■ **Data excerpts**
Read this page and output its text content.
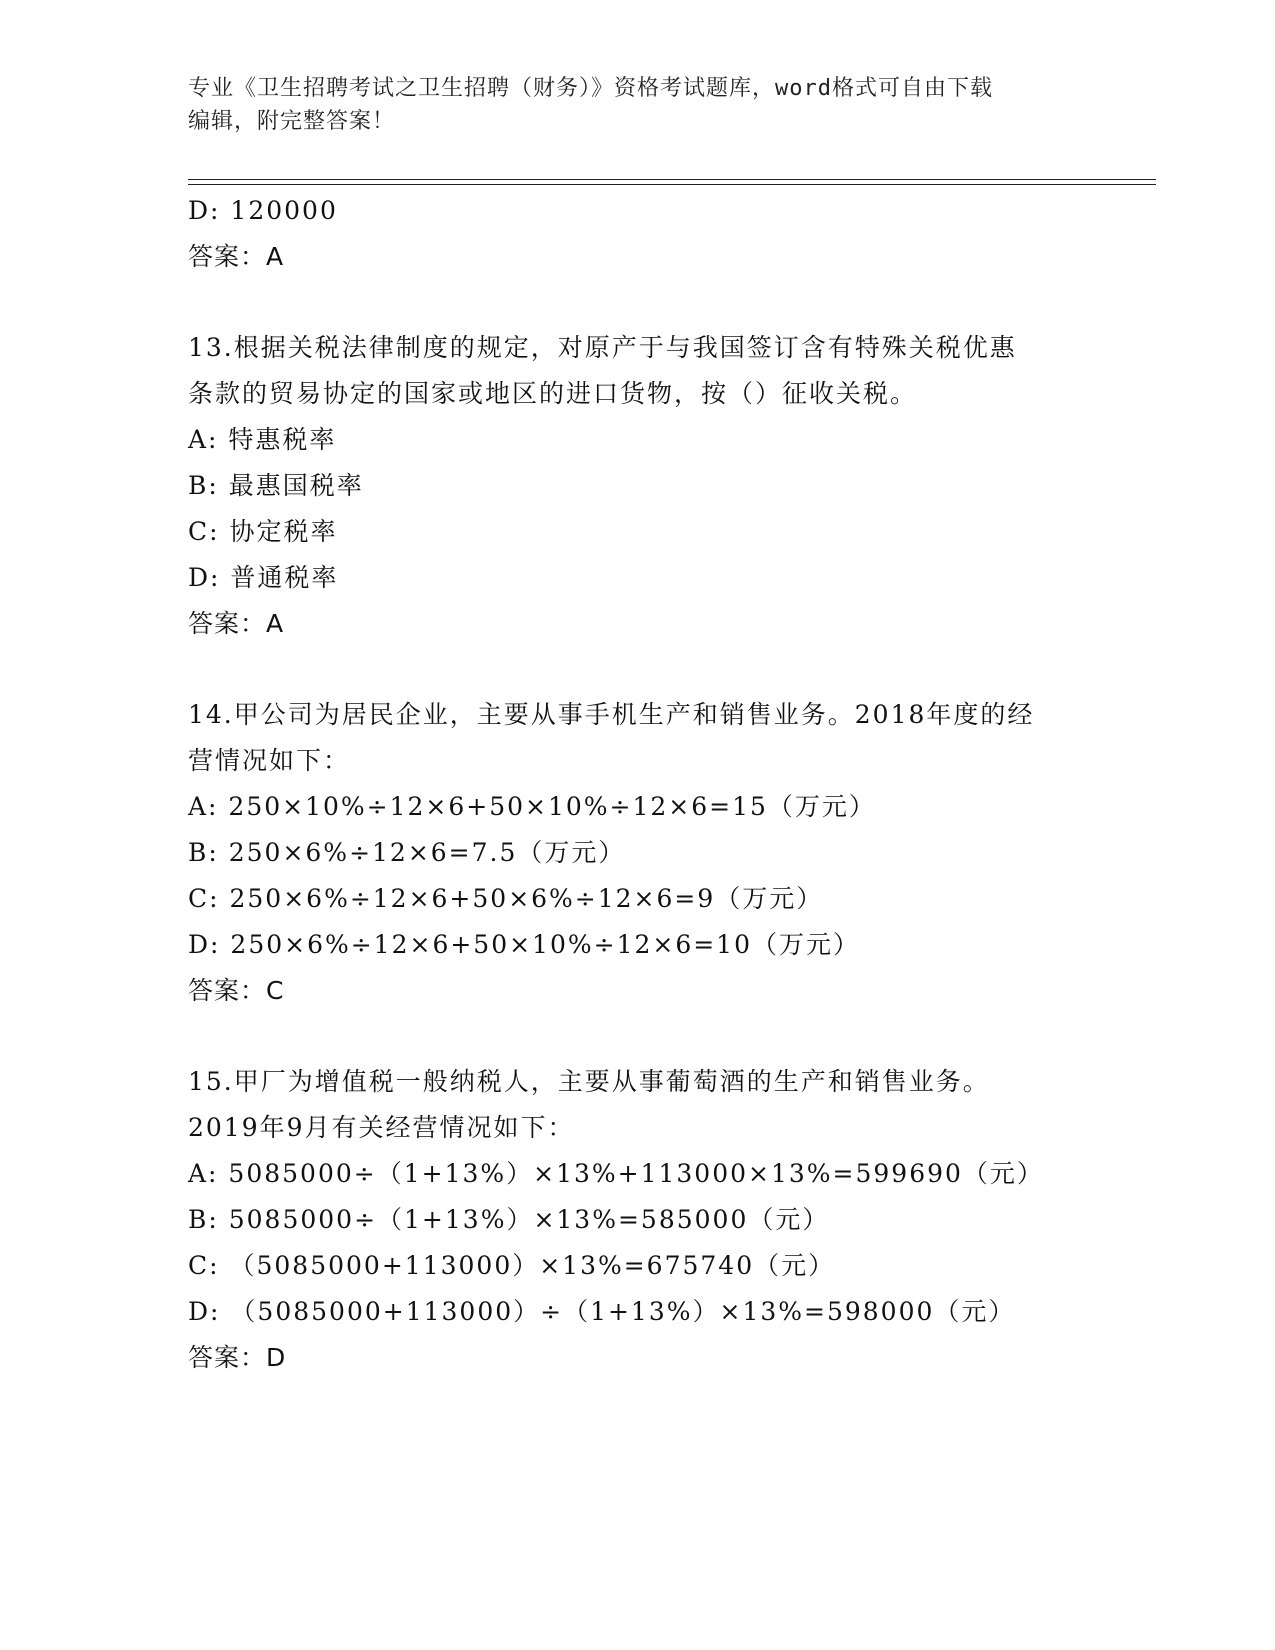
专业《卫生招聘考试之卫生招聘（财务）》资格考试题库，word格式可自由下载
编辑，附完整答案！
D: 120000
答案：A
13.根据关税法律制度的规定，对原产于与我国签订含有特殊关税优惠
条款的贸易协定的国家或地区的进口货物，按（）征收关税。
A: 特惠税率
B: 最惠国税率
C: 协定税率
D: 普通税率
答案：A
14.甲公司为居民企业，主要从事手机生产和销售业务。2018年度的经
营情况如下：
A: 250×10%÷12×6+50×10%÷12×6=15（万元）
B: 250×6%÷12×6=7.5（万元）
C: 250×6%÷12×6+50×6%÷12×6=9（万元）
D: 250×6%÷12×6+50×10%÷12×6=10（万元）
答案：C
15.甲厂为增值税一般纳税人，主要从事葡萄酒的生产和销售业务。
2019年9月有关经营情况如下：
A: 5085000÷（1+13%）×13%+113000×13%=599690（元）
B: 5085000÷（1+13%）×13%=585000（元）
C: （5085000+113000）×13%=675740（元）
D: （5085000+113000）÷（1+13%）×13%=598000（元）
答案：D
---
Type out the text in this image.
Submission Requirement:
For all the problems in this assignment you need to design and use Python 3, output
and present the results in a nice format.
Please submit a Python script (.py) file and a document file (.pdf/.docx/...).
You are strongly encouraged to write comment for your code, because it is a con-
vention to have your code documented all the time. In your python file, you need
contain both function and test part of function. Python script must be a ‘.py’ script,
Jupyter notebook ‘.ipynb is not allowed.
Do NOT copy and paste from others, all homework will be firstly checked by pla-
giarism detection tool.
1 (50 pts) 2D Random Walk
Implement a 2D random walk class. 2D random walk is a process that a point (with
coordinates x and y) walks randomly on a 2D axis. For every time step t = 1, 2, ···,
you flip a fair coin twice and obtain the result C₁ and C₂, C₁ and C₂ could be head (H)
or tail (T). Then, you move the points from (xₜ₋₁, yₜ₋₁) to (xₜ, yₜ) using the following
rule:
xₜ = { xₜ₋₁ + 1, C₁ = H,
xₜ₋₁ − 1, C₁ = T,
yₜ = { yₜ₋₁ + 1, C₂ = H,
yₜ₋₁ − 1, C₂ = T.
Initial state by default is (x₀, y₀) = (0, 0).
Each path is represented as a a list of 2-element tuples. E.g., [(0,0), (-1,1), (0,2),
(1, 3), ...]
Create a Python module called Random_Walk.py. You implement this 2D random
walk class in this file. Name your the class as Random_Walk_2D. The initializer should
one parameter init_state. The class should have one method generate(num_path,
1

■ **Aim**
Using the listing above, gather each line that holds the string "this" and copy it.

■ **Written response**
Read this page and output its text content.
Type out the text in this image.
For all the problems in this assignment you need to design and use Python 3, output
Create a Python module called Random_Walk.py. You implement this 2D random
walk class in this file. Name your the class as Random_Walk_2D. The initializer should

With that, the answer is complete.